** START Data for processing **

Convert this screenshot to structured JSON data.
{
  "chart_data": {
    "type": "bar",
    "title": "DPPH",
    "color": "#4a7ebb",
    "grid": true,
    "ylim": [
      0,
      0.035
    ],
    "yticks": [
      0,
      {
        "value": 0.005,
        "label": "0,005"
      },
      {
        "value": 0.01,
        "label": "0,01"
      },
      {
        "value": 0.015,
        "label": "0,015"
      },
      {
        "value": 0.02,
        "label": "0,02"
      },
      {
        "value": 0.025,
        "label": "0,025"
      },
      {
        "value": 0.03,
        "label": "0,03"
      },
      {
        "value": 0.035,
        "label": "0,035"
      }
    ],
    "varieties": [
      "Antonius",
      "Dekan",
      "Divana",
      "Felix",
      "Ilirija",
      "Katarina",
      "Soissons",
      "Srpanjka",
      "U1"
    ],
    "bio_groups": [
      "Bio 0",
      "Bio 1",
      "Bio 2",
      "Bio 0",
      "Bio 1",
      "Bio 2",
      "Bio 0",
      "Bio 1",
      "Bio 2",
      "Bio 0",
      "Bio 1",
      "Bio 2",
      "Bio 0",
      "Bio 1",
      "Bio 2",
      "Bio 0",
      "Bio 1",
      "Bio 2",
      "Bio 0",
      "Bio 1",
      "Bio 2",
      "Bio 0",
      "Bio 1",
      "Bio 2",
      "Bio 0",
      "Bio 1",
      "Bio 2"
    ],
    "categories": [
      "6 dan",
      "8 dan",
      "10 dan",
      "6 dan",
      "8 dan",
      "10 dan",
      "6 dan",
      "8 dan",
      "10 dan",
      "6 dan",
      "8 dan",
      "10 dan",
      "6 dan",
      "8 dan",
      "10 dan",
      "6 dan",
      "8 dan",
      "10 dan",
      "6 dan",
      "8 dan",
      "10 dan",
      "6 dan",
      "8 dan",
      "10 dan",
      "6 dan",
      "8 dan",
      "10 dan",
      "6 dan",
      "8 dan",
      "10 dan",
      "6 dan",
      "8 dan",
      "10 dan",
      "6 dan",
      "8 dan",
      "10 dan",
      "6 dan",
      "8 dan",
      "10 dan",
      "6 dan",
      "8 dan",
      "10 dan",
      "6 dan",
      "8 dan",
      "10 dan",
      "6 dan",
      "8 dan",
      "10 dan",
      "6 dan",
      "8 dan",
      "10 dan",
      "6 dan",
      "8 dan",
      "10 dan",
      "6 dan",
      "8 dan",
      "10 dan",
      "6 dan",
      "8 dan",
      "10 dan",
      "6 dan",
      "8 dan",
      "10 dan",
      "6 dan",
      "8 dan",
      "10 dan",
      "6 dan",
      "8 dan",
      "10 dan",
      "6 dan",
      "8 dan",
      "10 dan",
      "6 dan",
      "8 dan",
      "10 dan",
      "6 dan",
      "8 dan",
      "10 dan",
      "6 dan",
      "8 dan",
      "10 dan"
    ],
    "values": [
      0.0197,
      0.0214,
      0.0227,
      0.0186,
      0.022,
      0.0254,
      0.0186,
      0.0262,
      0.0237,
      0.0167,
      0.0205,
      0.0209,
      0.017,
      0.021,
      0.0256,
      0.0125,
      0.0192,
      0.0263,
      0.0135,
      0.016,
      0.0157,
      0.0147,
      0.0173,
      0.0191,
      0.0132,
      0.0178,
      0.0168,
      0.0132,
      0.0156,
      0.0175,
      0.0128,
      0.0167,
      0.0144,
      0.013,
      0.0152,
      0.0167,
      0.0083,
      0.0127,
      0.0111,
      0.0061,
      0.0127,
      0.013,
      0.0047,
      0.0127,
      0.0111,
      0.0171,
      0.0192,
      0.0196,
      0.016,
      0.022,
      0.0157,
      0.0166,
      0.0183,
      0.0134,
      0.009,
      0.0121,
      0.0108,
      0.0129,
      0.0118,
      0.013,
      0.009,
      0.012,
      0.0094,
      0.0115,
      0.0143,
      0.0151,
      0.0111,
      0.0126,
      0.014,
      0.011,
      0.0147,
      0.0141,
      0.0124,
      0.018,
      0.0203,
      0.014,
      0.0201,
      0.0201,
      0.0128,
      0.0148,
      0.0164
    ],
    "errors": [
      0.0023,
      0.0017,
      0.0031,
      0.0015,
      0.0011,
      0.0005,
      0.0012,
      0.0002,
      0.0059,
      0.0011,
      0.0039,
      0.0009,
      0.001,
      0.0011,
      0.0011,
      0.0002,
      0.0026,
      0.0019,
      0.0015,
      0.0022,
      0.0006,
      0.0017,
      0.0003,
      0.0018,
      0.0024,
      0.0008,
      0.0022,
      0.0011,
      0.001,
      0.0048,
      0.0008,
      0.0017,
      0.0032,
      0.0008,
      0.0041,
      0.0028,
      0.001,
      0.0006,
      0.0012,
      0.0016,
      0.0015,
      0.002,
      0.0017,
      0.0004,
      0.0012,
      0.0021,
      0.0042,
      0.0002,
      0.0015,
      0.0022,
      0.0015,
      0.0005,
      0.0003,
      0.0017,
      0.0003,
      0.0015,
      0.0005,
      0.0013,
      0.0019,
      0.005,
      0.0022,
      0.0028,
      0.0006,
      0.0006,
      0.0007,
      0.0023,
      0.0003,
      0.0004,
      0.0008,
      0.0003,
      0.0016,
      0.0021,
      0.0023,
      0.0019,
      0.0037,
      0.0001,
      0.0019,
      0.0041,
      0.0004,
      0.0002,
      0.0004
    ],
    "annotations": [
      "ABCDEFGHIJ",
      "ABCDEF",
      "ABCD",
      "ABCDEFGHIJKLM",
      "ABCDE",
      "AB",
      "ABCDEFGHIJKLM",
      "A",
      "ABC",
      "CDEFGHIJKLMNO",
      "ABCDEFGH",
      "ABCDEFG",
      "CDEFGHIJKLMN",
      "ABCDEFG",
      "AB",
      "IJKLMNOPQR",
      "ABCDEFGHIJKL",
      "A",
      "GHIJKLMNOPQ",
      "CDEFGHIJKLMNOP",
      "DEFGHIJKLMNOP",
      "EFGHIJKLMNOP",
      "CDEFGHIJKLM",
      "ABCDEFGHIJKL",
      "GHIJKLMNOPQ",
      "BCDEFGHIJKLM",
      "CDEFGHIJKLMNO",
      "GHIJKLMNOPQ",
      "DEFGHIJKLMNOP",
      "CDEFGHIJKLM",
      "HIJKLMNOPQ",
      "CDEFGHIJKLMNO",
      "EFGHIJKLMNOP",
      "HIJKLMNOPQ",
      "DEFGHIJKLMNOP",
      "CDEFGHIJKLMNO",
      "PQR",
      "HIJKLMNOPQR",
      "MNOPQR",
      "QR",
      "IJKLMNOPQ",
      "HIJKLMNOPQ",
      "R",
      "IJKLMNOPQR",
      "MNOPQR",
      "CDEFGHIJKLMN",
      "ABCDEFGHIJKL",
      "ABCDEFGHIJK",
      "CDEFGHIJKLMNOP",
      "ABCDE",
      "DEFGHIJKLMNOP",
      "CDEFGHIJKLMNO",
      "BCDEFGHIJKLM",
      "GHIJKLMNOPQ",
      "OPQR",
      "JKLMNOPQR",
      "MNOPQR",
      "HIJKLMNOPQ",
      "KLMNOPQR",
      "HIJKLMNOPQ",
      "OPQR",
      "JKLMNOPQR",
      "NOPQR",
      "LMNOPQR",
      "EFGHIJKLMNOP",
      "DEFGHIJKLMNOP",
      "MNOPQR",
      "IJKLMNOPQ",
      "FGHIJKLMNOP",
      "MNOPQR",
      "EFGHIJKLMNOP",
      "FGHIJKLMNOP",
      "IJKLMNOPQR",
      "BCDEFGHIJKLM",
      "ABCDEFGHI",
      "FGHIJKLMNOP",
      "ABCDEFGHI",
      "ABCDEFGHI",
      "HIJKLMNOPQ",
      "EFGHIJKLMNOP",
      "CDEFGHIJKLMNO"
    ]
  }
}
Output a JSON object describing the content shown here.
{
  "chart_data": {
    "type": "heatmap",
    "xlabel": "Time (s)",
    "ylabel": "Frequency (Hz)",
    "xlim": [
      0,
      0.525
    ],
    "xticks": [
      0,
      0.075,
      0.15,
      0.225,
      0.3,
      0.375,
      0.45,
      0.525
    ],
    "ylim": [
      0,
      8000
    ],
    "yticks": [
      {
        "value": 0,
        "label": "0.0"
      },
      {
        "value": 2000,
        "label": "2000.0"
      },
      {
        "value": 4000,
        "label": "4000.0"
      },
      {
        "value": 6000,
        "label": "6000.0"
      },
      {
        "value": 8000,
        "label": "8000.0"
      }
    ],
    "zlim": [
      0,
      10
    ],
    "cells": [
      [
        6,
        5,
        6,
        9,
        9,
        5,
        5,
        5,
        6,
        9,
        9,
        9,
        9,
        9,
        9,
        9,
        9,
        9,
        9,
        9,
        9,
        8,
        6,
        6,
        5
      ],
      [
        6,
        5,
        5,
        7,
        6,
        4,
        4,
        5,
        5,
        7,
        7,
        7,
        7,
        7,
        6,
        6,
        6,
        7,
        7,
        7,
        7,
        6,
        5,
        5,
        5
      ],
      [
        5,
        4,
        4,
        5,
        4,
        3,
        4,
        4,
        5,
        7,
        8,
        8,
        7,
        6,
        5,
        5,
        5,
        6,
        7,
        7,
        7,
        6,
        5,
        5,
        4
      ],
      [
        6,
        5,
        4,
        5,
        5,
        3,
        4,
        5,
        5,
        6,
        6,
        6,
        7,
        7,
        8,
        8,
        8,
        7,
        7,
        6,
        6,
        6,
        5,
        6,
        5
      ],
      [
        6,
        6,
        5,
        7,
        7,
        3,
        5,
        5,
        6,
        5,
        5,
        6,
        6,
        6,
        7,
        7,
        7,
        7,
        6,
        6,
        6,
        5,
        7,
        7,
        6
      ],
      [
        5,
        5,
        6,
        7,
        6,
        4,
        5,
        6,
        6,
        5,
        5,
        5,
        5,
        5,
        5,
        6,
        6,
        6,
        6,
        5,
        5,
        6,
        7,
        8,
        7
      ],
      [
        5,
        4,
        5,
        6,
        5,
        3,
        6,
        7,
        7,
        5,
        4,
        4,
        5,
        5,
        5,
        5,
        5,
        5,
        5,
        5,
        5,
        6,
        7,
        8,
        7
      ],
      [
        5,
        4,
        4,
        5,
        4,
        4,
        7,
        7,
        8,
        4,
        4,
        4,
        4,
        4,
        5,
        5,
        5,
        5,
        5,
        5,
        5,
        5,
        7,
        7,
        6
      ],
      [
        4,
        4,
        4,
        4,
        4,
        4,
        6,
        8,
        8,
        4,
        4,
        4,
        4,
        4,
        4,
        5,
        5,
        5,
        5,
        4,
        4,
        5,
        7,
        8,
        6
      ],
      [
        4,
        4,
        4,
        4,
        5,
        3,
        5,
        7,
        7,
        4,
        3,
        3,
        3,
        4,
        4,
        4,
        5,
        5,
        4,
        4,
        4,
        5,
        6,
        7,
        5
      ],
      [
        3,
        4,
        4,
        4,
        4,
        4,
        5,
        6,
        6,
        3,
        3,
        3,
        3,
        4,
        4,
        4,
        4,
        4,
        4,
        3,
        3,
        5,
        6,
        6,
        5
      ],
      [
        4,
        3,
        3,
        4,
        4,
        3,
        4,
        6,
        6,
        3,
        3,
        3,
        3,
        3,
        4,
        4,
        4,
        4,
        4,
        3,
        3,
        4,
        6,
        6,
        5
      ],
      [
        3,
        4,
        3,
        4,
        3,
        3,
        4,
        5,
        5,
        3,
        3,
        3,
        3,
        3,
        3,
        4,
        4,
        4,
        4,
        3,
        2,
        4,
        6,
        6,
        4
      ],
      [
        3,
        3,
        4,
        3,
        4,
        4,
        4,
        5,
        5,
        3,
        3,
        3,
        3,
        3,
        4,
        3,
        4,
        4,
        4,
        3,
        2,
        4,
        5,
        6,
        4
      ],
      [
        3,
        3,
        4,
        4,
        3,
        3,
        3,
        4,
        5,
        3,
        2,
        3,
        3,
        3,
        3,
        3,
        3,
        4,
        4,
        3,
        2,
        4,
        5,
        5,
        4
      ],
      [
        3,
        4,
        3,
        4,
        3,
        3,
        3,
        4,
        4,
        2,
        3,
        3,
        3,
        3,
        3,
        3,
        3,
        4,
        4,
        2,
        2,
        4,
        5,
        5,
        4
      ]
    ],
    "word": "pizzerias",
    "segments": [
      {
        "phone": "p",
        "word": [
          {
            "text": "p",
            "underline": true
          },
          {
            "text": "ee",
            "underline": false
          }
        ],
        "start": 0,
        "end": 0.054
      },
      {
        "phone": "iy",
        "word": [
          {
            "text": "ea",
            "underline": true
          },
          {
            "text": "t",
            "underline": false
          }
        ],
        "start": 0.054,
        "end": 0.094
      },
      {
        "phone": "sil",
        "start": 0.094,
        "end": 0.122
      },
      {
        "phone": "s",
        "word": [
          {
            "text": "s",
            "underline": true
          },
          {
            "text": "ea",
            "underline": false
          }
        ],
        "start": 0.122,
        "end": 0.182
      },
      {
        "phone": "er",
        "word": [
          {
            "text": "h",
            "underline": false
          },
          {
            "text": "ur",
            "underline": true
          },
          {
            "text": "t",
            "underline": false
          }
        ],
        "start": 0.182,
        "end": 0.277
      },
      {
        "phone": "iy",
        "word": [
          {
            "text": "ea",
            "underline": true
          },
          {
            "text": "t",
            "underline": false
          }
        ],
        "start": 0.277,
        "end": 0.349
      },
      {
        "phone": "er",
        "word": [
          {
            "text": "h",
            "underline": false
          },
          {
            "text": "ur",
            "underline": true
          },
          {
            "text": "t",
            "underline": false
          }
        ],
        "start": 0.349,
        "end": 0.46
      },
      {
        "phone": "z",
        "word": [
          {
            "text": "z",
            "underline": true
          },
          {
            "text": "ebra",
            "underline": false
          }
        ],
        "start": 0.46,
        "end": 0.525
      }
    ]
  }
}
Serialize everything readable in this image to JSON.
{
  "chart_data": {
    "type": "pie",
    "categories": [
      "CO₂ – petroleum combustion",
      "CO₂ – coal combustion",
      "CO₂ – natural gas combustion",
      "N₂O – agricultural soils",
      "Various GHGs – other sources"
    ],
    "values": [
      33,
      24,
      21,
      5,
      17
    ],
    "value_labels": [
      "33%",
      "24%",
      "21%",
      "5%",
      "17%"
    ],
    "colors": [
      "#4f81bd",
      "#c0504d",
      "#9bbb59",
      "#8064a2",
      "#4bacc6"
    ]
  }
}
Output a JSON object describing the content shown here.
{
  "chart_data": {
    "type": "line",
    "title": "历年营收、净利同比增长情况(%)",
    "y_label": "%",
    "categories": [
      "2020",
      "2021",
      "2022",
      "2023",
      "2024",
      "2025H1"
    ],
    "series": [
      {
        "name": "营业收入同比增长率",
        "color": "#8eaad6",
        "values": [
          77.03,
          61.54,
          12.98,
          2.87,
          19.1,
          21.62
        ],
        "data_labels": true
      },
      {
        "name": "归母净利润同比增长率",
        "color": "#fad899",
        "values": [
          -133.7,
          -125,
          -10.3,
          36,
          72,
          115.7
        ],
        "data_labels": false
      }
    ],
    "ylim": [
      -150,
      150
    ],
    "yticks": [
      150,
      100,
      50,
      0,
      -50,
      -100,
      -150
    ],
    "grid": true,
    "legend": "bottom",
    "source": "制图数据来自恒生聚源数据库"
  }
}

** END Data for processing **

**Written request:** Repeat the line that contains "Serialize everything readable", then every line after it until the records end, with nothing added.

**Correct answer:**
Serialize everything readable in this image to JSON.
{
  "chart_data": {
    "type": "pie",
    "categories": [
      "CO₂ – petroleum combustion",
      "CO₂ – coal combustion",
      "CO₂ – natural gas combustion",
      "N₂O – agricultural soils",
      "Various GHGs – other sources"
    ],
    "values": [
      33,
      24,
      21,
      5,
      17
    ],
    "value_labels": [
      "33%",
      "24%",
      "21%",
      "5%",
      "17%"
    ],
    "colors": [
      "#4f81bd",
      "#c0504d",
      "#9bbb59",
      "#8064a2",
      "#4bacc6"
    ]
  }
}
Output a JSON object describing the content shown here.
{
  "chart_data": {
    "type": "line",
    "title": "历年营收、净利同比增长情况(%)",
    "y_label": "%",
    "categories": [
      "2020",
      "2021",
      "2022",
      "2023",
      "2024",
      "2025H1"
    ],
    "series": [
      {
        "name": "营业收入同比增长率",
        "color": "#8eaad6",
        "values": [
          77.03,
          61.54,
          12.98,
          2.87,
          19.1,
          21.62
        ],
        "data_labels": true
      },
      {
        "name": "归母净利润同比增长率",
        "color": "#fad899",
        "values": [
          -133.7,
          -125,
          -10.3,
          36,
          72,
          115.7
        ],
        "data_labels": false
      }
    ],
    "ylim": [
      -150,
      150
    ],
    "yticks": [
      150,
      100,
      50,
      0,
      -50,
      -100,
      -150
    ],
    "grid": true,
    "legend": "bottom",
    "source": "制图数据来自恒生聚源数据库"
  }
}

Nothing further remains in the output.